__Exercise prompt__
Output the records. Match them exactly.

---- Records shown

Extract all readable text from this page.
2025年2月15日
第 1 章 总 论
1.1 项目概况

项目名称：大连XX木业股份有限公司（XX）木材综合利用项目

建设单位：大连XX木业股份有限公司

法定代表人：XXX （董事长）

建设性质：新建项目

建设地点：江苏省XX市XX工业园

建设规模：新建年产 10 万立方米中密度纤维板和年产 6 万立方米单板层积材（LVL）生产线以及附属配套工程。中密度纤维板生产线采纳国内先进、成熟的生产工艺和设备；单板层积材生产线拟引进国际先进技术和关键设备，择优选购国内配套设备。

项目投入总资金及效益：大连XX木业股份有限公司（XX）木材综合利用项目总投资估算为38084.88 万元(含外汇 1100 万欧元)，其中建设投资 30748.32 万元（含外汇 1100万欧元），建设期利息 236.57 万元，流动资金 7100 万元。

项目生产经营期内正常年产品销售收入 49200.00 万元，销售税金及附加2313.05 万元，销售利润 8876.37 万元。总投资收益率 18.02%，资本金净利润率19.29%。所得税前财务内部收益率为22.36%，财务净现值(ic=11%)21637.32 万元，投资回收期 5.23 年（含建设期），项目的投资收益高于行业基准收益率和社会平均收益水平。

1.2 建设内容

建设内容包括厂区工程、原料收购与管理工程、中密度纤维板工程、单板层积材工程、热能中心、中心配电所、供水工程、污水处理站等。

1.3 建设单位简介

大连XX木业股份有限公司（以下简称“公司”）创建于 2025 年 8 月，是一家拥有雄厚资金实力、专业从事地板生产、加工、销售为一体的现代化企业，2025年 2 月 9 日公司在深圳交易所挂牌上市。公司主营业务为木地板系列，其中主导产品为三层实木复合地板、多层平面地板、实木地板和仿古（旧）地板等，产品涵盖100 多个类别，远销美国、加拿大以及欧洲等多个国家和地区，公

--------

__Task result__
Extract all readable text from this page.
2025年2月15日
第 1 章 总 论
1.1 项目概况

项目名称：大连XX木业股份有限公司（XX）木材综合利用项目

建设单位：大连XX木业股份有限公司

法定代表人：XXX （董事长）

建设性质：新建项目

建设地点：江苏省XX市XX工业园

建设规模：新建年产 10 万立方米中密度纤维板和年产 6 万立方米单板层积材（LVL）生产线以及附属配套工程。中密度纤维板生产线采纳国内先进、成熟的生产工艺和设备；单板层积材生产线拟引进国际先进技术和关键设备，择优选购国内配套设备。

项目投入总资金及效益：大连XX木业股份有限公司（XX）木材综合利用项目总投资估算为38084.88 万元(含外汇 1100 万欧元)，其中建设投资 30748.32 万元（含外汇 1100万欧元），建设期利息 236.57 万元，流动资金 7100 万元。

项目生产经营期内正常年产品销售收入 49200.00 万元，销售税金及附加2313.05 万元，销售利润 8876.37 万元。总投资收益率 18.02%，资本金净利润率19.29%。所得税前财务内部收益率为22.36%，财务净现值(ic=11%)21637.32 万元，投资回收期 5.23 年（含建设期），项目的投资收益高于行业基准收益率和社会平均收益水平。

1.2 建设内容

建设内容包括厂区工程、原料收购与管理工程、中密度纤维板工程、单板层积材工程、热能中心、中心配电所、供水工程、污水处理站等。

1.3 建设单位简介

大连XX木业股份有限公司（以下简称“公司”）创建于 2025 年 8 月，是一家拥有雄厚资金实力、专业从事地板生产、加工、销售为一体的现代化企业，2025年 2 月 9 日公司在深圳交易所挂牌上市。公司主营业务为木地板系列，其中主导产品为三层实木复合地板、多层平面地板、实木地板和仿古（旧）地板等，产品涵盖100 多个类别，远销美国、加拿大以及欧洲等多个国家和地区，公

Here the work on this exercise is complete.